Exercise instructions:
Extract the lines that hold the string "bottom".

Collected data entries:
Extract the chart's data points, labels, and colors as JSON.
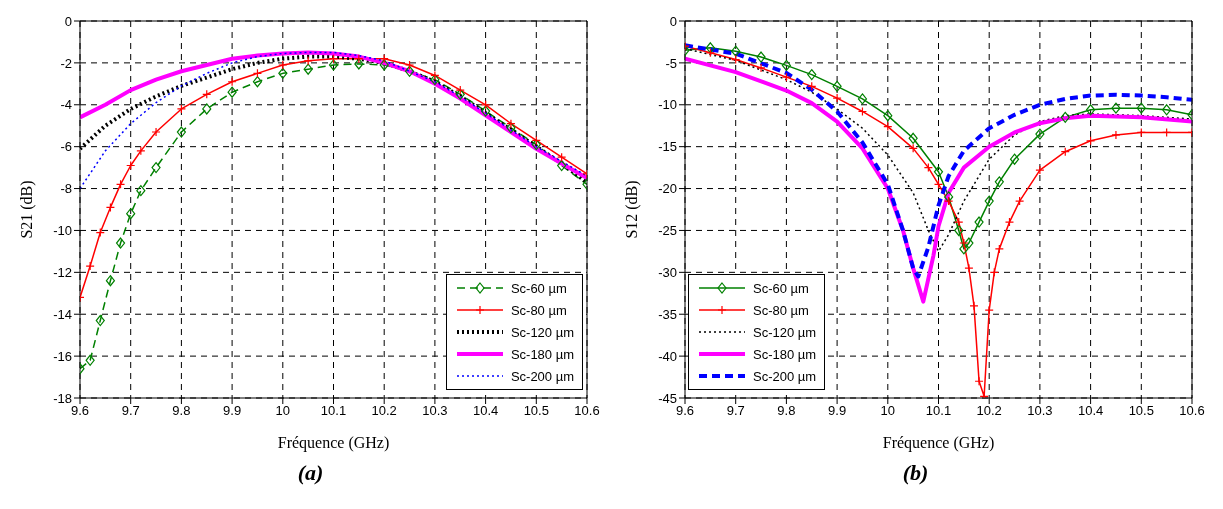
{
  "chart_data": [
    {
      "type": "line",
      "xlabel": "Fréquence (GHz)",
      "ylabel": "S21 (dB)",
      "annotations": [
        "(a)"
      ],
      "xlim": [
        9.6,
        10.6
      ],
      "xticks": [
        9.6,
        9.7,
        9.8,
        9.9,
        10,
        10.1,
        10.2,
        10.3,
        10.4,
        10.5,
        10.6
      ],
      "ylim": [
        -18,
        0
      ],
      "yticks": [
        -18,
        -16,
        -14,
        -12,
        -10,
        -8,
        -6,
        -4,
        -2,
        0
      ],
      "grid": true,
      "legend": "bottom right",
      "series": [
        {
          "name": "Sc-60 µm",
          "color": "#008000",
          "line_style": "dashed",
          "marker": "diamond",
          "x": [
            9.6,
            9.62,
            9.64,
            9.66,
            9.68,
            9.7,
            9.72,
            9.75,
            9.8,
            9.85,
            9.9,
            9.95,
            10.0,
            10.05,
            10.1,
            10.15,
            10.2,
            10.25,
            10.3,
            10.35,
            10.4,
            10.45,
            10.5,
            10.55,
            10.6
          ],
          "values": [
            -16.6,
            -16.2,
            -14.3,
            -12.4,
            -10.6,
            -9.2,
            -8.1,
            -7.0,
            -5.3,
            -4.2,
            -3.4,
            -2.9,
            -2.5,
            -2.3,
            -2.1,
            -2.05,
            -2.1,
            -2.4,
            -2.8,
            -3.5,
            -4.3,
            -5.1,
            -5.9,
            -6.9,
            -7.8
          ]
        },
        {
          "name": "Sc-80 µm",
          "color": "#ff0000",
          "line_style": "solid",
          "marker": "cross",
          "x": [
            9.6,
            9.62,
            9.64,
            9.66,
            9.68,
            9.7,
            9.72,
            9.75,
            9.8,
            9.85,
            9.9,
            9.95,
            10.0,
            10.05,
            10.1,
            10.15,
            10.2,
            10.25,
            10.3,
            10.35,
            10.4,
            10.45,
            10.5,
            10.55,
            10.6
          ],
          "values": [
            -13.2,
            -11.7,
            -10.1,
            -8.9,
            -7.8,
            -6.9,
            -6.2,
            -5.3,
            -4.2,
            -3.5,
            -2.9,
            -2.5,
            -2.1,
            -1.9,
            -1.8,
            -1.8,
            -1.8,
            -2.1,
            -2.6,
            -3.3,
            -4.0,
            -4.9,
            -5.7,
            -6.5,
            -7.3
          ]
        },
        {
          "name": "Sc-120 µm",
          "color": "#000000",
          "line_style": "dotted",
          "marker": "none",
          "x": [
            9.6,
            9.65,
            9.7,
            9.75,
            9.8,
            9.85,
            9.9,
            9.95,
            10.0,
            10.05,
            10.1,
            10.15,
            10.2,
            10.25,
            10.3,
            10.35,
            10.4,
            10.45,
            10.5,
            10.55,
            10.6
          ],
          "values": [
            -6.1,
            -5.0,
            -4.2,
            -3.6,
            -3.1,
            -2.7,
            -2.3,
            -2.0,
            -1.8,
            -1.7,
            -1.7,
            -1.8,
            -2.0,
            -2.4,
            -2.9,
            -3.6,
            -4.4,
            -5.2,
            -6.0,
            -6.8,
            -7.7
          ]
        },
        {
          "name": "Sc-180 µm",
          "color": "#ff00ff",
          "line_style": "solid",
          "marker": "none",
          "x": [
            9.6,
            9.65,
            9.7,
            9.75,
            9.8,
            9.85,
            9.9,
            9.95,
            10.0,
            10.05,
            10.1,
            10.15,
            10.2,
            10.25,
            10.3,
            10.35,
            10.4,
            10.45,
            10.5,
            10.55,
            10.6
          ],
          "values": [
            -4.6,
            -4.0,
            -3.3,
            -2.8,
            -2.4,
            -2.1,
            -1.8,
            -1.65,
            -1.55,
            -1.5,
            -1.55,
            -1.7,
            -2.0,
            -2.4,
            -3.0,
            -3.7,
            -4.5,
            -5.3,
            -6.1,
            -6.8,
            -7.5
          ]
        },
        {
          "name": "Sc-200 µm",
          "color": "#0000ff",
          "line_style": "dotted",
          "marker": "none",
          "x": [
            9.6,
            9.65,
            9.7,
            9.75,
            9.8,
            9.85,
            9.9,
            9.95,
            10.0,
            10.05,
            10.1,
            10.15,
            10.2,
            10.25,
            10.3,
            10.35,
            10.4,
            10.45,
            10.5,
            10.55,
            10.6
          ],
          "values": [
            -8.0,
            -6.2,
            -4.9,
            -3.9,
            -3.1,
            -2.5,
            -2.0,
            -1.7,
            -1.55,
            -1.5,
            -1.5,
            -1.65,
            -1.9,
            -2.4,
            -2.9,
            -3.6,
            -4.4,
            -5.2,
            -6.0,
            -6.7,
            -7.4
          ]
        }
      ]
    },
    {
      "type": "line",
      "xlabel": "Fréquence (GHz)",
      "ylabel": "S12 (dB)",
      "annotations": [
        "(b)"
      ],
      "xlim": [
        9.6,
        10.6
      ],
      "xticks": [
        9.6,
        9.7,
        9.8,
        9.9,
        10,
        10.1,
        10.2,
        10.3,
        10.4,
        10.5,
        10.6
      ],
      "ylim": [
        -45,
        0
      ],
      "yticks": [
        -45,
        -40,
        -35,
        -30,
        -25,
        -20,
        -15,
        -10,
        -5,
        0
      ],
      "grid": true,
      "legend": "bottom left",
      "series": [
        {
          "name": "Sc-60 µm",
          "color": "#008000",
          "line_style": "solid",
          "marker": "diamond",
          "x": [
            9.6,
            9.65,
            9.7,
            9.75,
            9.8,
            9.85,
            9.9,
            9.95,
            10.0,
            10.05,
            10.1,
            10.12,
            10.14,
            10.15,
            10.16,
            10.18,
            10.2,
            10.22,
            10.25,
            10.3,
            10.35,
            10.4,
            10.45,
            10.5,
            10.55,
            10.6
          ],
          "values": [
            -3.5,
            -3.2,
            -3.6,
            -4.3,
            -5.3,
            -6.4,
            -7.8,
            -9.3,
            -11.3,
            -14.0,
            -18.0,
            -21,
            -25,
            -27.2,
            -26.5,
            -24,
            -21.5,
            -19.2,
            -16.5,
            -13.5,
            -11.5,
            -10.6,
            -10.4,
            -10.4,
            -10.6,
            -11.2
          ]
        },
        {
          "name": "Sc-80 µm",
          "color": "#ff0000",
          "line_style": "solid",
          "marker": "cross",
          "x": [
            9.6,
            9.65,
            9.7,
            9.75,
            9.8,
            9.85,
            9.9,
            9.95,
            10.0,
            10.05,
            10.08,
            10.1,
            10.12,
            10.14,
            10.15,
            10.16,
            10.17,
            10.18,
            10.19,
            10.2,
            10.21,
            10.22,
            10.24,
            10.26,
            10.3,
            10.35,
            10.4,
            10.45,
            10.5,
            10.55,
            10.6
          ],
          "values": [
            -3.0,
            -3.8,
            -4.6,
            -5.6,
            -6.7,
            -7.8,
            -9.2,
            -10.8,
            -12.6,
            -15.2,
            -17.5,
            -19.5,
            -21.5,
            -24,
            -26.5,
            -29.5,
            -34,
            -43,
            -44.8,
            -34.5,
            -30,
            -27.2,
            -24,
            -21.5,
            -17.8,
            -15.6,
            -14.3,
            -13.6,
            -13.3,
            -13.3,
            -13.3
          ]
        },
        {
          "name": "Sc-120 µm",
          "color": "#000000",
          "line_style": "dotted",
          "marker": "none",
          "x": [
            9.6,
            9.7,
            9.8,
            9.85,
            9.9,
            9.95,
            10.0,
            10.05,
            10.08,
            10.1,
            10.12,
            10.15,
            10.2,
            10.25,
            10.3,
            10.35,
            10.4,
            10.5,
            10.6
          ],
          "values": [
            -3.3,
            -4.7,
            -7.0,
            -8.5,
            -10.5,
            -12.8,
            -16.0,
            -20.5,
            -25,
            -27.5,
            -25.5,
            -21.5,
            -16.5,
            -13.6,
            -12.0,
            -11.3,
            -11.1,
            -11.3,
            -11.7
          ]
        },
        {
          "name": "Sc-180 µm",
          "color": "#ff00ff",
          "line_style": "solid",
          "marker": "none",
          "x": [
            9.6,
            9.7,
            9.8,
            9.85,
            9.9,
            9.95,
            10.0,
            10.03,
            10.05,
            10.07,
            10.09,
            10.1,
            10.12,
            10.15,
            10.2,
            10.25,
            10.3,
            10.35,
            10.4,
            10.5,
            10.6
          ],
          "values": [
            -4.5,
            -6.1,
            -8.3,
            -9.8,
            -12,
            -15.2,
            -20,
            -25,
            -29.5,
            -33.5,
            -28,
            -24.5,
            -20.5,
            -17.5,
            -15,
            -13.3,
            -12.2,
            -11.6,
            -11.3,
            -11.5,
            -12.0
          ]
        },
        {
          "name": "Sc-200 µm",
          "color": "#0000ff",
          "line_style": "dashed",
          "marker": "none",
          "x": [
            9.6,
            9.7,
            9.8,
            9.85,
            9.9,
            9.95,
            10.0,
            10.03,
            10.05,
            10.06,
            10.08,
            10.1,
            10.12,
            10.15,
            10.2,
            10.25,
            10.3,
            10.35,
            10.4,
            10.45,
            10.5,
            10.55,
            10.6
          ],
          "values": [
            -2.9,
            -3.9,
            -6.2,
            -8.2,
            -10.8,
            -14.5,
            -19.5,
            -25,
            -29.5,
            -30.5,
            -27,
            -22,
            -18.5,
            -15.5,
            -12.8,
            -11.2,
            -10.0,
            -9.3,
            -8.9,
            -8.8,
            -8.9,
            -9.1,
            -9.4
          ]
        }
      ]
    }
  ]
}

Response:
      "legend": "bottom right",
      "legend": "bottom left",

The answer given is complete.